> _DO THIS_:
Copy all lines below containing "Thursday".

****

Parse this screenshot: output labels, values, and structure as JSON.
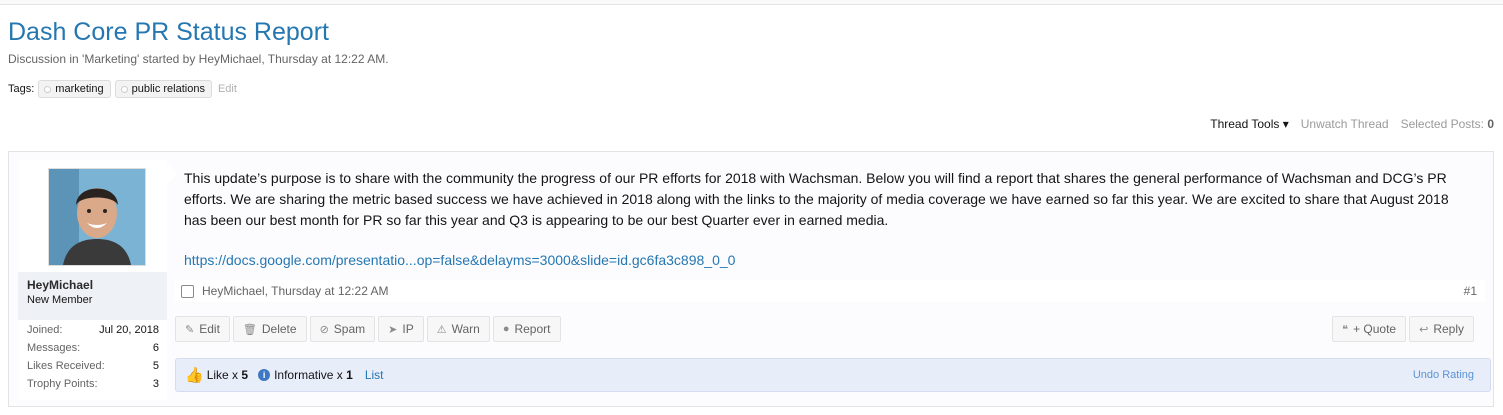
{
  "thread": {
    "title": "Dash Core PR Status Report",
    "meta": "Discussion in 'Marketing' started by HeyMichael, Thursday at 12:22 AM.",
    "tags_label": "Tags:",
    "tags": [
      "marketing",
      "public relations"
    ],
    "tags_edit": "Edit"
  },
  "tools": {
    "thread_tools": "Thread Tools ▾",
    "unwatch": "Unwatch Thread",
    "selected_posts_label": "Selected Posts:",
    "selected_posts_count": "0"
  },
  "user": {
    "name": "HeyMichael",
    "title": "New Member",
    "stats": [
      {
        "label": "Joined:",
        "value": "Jul 20, 2018"
      },
      {
        "label": "Messages:",
        "value": "6"
      },
      {
        "label": "Likes Received:",
        "value": "5"
      },
      {
        "label": "Trophy Points:",
        "value": "3"
      }
    ]
  },
  "post": {
    "body": "This update’s purpose is to share with the community the progress of our PR efforts for 2018 with Wachsman. Below you will find a report that shares the general performance of Wachsman and DCG’s PR efforts. We are sharing the metric based success we have achieved in 2018 along with the links to the majority of media coverage we have earned so far this year. We are excited to share that August 2018 has been our best month for PR so far this year and Q3 is appearing to be our best Quarter ever in earned media.",
    "link": "https://docs.google.com/presentatio...op=false&delayms=3000&slide=id.gc6fa3c898_0_0",
    "author_time": "HeyMichael, Thursday at 12:22 AM",
    "number": "#1"
  },
  "controls": {
    "edit": "Edit",
    "delete": "Delete",
    "spam": "Spam",
    "ip": "IP",
    "warn": "Warn",
    "report": "Report",
    "quote": "+ Quote",
    "reply": "Reply"
  },
  "ratings": {
    "like_label": "Like x",
    "like_count": "5",
    "informative_label": "Informative x",
    "informative_count": "1",
    "list": "List",
    "undo": "Undo Rating"
  }
}
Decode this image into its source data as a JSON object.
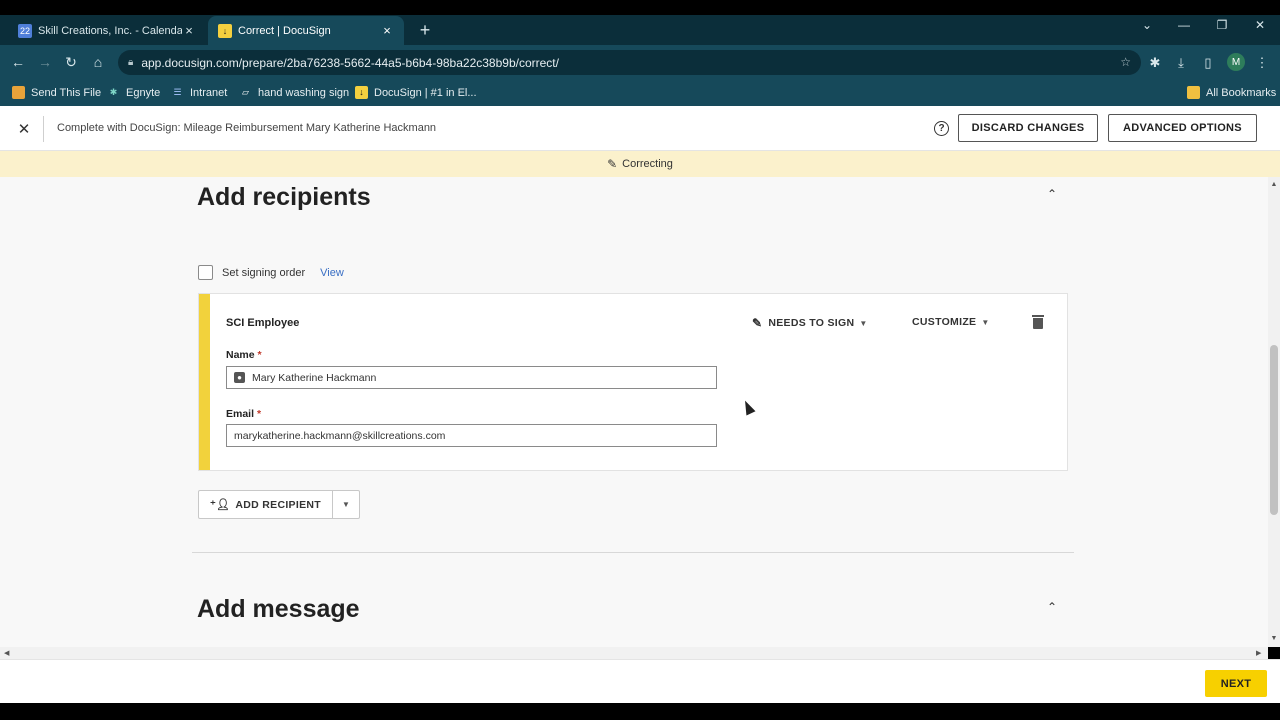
{
  "browser": {
    "tabs": [
      {
        "title": "Skill Creations, Inc. - Calendar - S",
        "favicon": "calendar-icon",
        "favicon_text": "22"
      },
      {
        "title": "Correct | DocuSign",
        "favicon": "docusign-icon",
        "favicon_text": "↓"
      }
    ],
    "url": "app.docusign.com/prepare/2ba76238-5662-44a5-b6b4-98ba22c38b9b/correct/",
    "profile_initial": "M",
    "bookmarks": [
      {
        "label": "Send This File"
      },
      {
        "label": "Egnyte"
      },
      {
        "label": "Intranet"
      },
      {
        "label": "hand washing sign"
      },
      {
        "label": "DocuSign | #1 in El..."
      }
    ],
    "all_bookmarks": "All Bookmarks"
  },
  "header": {
    "title": "Complete with DocuSign: Mileage Reimbursement Mary Katherine Hackmann",
    "help": "?",
    "discard_label": "DISCARD CHANGES",
    "advanced_label": "ADVANCED OPTIONS"
  },
  "banner": {
    "text": "Correcting"
  },
  "recipients": {
    "title": "Add recipients",
    "signing_order_label": "Set signing order",
    "view_link": "View",
    "card": {
      "role": "SCI Employee",
      "action": "NEEDS TO SIGN",
      "customize": "CUSTOMIZE",
      "name_label": "Name",
      "name_value": "Mary Katherine Hackmann",
      "email_label": "Email",
      "email_value": "marykatherine.hackmann@skillcreations.com",
      "required_mark": "*"
    },
    "add_button": "ADD RECIPIENT"
  },
  "message": {
    "title": "Add message"
  },
  "footer": {
    "next_label": "NEXT"
  },
  "colors": {
    "accent_yellow": "#f2d23c",
    "banner_bg": "#fbf1cc",
    "next_btn": "#f7d000",
    "chrome_dark": "#0b2e3a",
    "chrome_mid": "#16495a",
    "link_blue": "#3a6fc4"
  }
}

****

> _EXERCISE RESPONSE_:
    "meta": "Discussion in 'Marketing' started by HeyMichael, Thursday at 12:22 AM.",
    "author_time": "HeyMichael, Thursday at 12:22 AM",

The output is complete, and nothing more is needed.